*Collection entries:*
□ □ □ □

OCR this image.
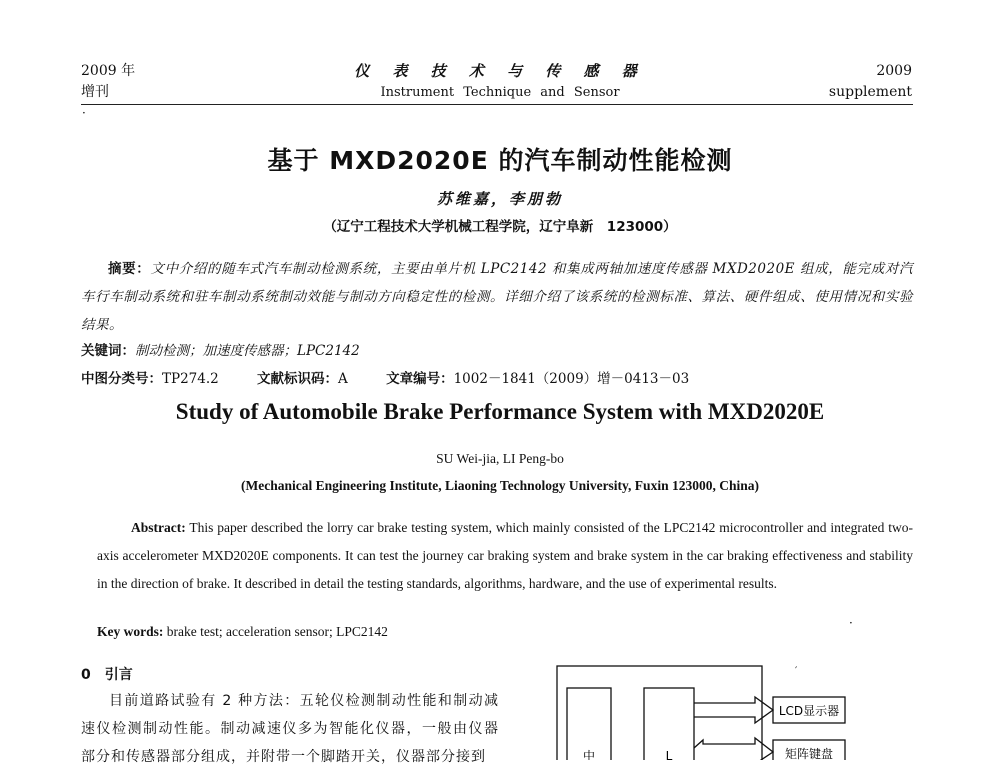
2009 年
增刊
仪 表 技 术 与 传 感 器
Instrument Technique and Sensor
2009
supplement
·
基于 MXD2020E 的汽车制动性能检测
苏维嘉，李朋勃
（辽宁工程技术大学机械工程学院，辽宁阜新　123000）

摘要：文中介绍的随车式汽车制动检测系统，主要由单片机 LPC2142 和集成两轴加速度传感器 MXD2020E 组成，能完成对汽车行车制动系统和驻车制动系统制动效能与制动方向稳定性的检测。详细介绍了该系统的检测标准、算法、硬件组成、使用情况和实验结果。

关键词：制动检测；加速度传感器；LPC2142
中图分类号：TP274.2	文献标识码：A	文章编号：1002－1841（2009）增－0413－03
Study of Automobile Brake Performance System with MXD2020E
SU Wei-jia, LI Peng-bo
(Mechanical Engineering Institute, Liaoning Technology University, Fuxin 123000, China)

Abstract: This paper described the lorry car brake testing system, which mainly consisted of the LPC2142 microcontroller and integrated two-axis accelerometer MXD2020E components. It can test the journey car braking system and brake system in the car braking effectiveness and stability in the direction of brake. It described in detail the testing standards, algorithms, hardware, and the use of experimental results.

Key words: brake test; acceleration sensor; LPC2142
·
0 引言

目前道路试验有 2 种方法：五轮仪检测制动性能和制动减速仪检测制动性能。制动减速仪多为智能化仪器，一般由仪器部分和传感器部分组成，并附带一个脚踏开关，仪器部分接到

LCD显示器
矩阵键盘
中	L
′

□ □ □ □

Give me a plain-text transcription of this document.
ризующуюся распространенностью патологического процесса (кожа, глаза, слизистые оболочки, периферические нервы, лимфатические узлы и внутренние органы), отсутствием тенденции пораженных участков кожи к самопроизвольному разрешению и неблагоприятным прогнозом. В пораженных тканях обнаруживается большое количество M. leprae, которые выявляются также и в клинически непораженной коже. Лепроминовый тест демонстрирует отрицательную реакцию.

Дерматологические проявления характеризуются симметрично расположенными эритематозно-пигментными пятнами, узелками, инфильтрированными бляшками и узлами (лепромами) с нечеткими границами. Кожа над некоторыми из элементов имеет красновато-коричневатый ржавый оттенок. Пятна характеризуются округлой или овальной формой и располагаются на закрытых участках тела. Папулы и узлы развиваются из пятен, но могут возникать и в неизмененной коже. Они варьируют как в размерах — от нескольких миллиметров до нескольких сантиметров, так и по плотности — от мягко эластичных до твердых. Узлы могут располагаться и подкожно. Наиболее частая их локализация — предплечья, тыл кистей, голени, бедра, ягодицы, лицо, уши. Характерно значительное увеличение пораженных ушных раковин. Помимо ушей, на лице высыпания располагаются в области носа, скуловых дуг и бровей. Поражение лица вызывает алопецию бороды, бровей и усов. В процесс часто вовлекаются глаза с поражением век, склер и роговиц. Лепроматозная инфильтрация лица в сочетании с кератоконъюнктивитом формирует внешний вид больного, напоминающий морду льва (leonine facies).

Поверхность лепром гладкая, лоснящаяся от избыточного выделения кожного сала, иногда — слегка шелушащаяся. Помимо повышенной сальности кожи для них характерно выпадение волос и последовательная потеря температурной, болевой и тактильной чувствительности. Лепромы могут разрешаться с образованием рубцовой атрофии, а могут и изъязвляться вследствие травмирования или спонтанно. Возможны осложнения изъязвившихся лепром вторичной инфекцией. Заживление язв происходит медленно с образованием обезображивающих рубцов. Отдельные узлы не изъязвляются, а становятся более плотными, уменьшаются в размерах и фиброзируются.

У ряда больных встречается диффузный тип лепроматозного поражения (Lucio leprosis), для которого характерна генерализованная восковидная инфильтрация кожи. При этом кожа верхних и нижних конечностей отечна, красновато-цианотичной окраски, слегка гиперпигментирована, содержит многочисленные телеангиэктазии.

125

□ □ □ □

*Description of the task:* Identify the lines of the entries containing the string "коже". Copy each such line.

*The reply:*
ризующуюся распространенностью патологического процесса (кожа, глаза, слизистые оболочки, периферические нервы, лимфатические узлы и внутренние органы), отсутствием тенденции пораженных участков кожи к самопроизвольному разрешению и неблагоприятным прогнозом. В пораженных тканях обнаруживается большое количество M. leprae, которые выявляются также и в клинически непораженной коже. Лепроминовый тест демонстрирует отрицательную реакцию.
Дерматологические проявления характеризуются симметрично расположенными эритематозно-пигментными пятнами, узелками, инфильтрированными бляшками и узлами (лепромами) с нечеткими границами. Кожа над некоторыми из элементов имеет красновато-коричневатый ржавый оттенок. Пятна характеризуются округлой или овальной формой и располагаются на закрытых участках тела. Папулы и узлы развиваются из пятен, но могут возникать и в неизмененной коже. Они варьируют как в размерах — от нескольких миллиметров до нескольких сантиметров, так и по плотности — от мягко эластичных до твердых. Узлы могут располагаться и подкожно. Наиболее частая их локализация — предплечья, тыл кистей, голени, бедра, ягодицы, лицо, уши. Характерно значительное увеличение пораженных ушных раковин. Помимо ушей, на лице высыпания располагаются в области носа, скуловых дуг и бровей. Поражение лица вызывает алопецию бороды, бровей и усов. В процесс часто вовлекаются глаза с поражением век, склер и роговиц. Лепроматозная инфильтрация лица в сочетании с кератоконъюнктивитом формирует внешний вид больного, напоминающий морду льва (leonine facies).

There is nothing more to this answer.